*STATED PROBLEM*
Reproduce the listing below character for character; drop every image.

Items from a figure collection:
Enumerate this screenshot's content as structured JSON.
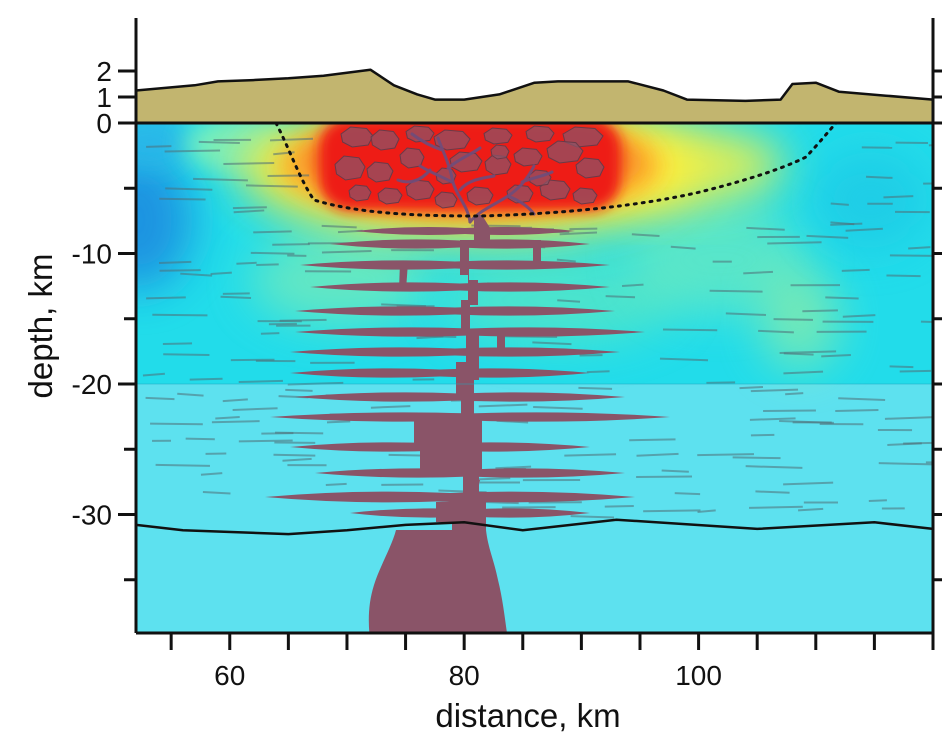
{
  "chart_data": {
    "type": "cross-section",
    "xlabel": "distance, km",
    "ylabel": "depth, km",
    "x_ticks": [
      60,
      80,
      100
    ],
    "y_ticks": [
      2,
      1,
      0,
      -10,
      -20,
      -30
    ],
    "x_range": [
      52,
      120
    ],
    "y_range": [
      -39,
      2
    ],
    "topography_km": [
      [
        52,
        1.25
      ],
      [
        57,
        1.45
      ],
      [
        59,
        1.6
      ],
      [
        62,
        1.65
      ],
      [
        65,
        1.72
      ],
      [
        68,
        1.82
      ],
      [
        72,
        2.05
      ],
      [
        74,
        1.45
      ],
      [
        76,
        1.1
      ],
      [
        77.5,
        0.9
      ],
      [
        80,
        0.9
      ],
      [
        83,
        1.1
      ],
      [
        86,
        1.55
      ],
      [
        88,
        1.6
      ],
      [
        92,
        1.6
      ],
      [
        94,
        1.6
      ],
      [
        97,
        1.25
      ],
      [
        99,
        0.9
      ],
      [
        104,
        0.85
      ],
      [
        107,
        0.9
      ],
      [
        108,
        1.5
      ],
      [
        110,
        1.55
      ],
      [
        112,
        1.2
      ],
      [
        116,
        1.05
      ],
      [
        120,
        0.9
      ]
    ],
    "moho_depth_km": [
      [
        52,
        -30.8
      ],
      [
        56,
        -31.2
      ],
      [
        65,
        -31.5
      ],
      [
        70,
        -31.2
      ],
      [
        75,
        -30.8
      ],
      [
        80,
        -30.6
      ],
      [
        85,
        -31.2
      ],
      [
        93,
        -30.4
      ],
      [
        105,
        -31.1
      ],
      [
        115,
        -30.6
      ],
      [
        120,
        -31.1
      ]
    ],
    "layer_boundary_depth_km": -20,
    "colors": {
      "topography": "#c2b56f",
      "upper_crust": "#22dcea",
      "lower_crust": "#5de1ef",
      "melt": "#8a5468",
      "anomaly_hot": "#ee1c16",
      "outline": "#111111"
    }
  }
}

*EXPECTED ANSWER*
Enumerate this screenshot's content as structured JSON.
{
  "chart_data": {
    "type": "cross-section",
    "xlabel": "distance, km",
    "ylabel": "depth, km",
    "x_ticks": [
      60,
      80,
      100
    ],
    "y_ticks": [
      2,
      1,
      0,
      -10,
      -20,
      -30
    ],
    "x_range": [
      52,
      120
    ],
    "y_range": [
      -39,
      2
    ],
    "topography_km": [
      [
        52,
        1.25
      ],
      [
        57,
        1.45
      ],
      [
        59,
        1.6
      ],
      [
        62,
        1.65
      ],
      [
        65,
        1.72
      ],
      [
        68,
        1.82
      ],
      [
        72,
        2.05
      ],
      [
        74,
        1.45
      ],
      [
        76,
        1.1
      ],
      [
        77.5,
        0.9
      ],
      [
        80,
        0.9
      ],
      [
        83,
        1.1
      ],
      [
        86,
        1.55
      ],
      [
        88,
        1.6
      ],
      [
        92,
        1.6
      ],
      [
        94,
        1.6
      ],
      [
        97,
        1.25
      ],
      [
        99,
        0.9
      ],
      [
        104,
        0.85
      ],
      [
        107,
        0.9
      ],
      [
        108,
        1.5
      ],
      [
        110,
        1.55
      ],
      [
        112,
        1.2
      ],
      [
        116,
        1.05
      ],
      [
        120,
        0.9
      ]
    ],
    "moho_depth_km": [
      [
        52,
        -30.8
      ],
      [
        56,
        -31.2
      ],
      [
        65,
        -31.5
      ],
      [
        70,
        -31.2
      ],
      [
        75,
        -30.8
      ],
      [
        80,
        -30.6
      ],
      [
        85,
        -31.2
      ],
      [
        93,
        -30.4
      ],
      [
        105,
        -31.1
      ],
      [
        115,
        -30.6
      ],
      [
        120,
        -31.1
      ]
    ],
    "layer_boundary_depth_km": -20,
    "colors": {
      "topography": "#c2b56f",
      "upper_crust": "#22dcea",
      "lower_crust": "#5de1ef",
      "melt": "#8a5468",
      "anomaly_hot": "#ee1c16",
      "outline": "#111111"
    }
  }
}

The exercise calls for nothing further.